- _Document passage_
Sadly, Apple still won't get it. Jobs wanted the iPhone to be affordable for everyone. Cook wants it affordable only for the super-elite in Cupertino. The word Pro is just a silly marketing term. If those three-camera and out of placed flash are any close to being real, that is one ugly phone. I think consumers stuck it to Apple with their wallets by preferring the lower cost Xr over the not-worth-the-money Xs.
Way to re-write history, congrats. Jobs launched a very expensive phone and said he only expected to see it to 1% of the market. Was so expensive they had to lower the price. Oops!
LOL - consumers “stuck it” to Apple, by buying the iPhone Xr! Take my money, Apple! I mean, take that, Apple! Oops!
I use VESA arm mount for my monitors and have tried options in the $200-300 range, they mostly suck. Wobbly and cheap feeling. You can be assured the Apple offering won’t be. But who’s got a gun to your head? You know, for that $6000 reference monitor you won’t actually ever be buying. Oops!
Profit is the air corporations breathe. Apple is still putting out record quarters. Oops!
Newest Watch on my wrist is awesome and replaced my AW3. Got the steel. Oops!
Love my $1000 iPhone, because it’s a valuable, useful tool, and I use the zero-interest installment payments. Since I use iCloud I use barely half of the lowest-storage option. Oops!
So many troll tropes, so little time.
That distorting reality. They only managed to sell by vastly improving trade-in programs and discounting in some markets. Even with that it couldn't avoid a profit warning in what should have been the strongest quarter of the year. The improved trade-in programs were announced as 'limited time only' programs but are still in place eight months later.

- _Source excerpt_
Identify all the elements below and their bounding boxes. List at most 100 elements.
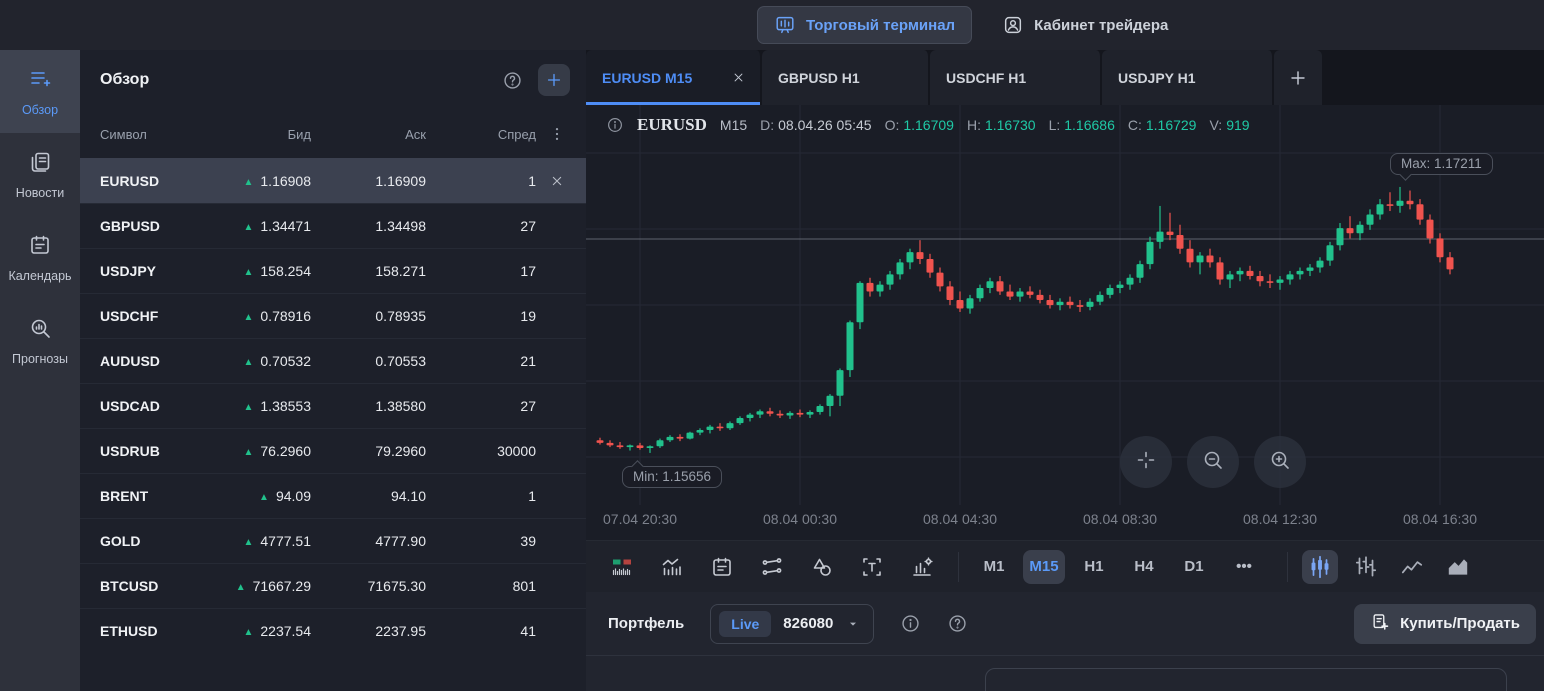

- _Exercise brief_
Please pull the stretch of the Apple pricing comments from "LOL - consumers" through "so little time." and copy it word for word.

- _Full response_
LOL - consumers “stuck it” to Apple, by buying the iPhone Xr! Take my money, Apple! I mean, take that, Apple! Oops!
I use VESA arm mount for my monitors and have tried options in the $200-300 range, they mostly suck. Wobbly and cheap feeling. You can be assured the Apple offering won’t be. But who’s got a gun to your head? You know, for that $6000 reference monitor you won’t actually ever be buying. Oops!
Profit is the air corporations breathe. Apple is still putting out record quarters. Oops!
Newest Watch on my wrist is awesome and replaced my AW3. Got the steel. Oops!
Love my $1000 iPhone, because it’s a valuable, useful tool, and I use the zero-interest installment payments. Since I use iCloud I use barely half of the lowest-storage option. Oops!
So many troll tropes, so little time.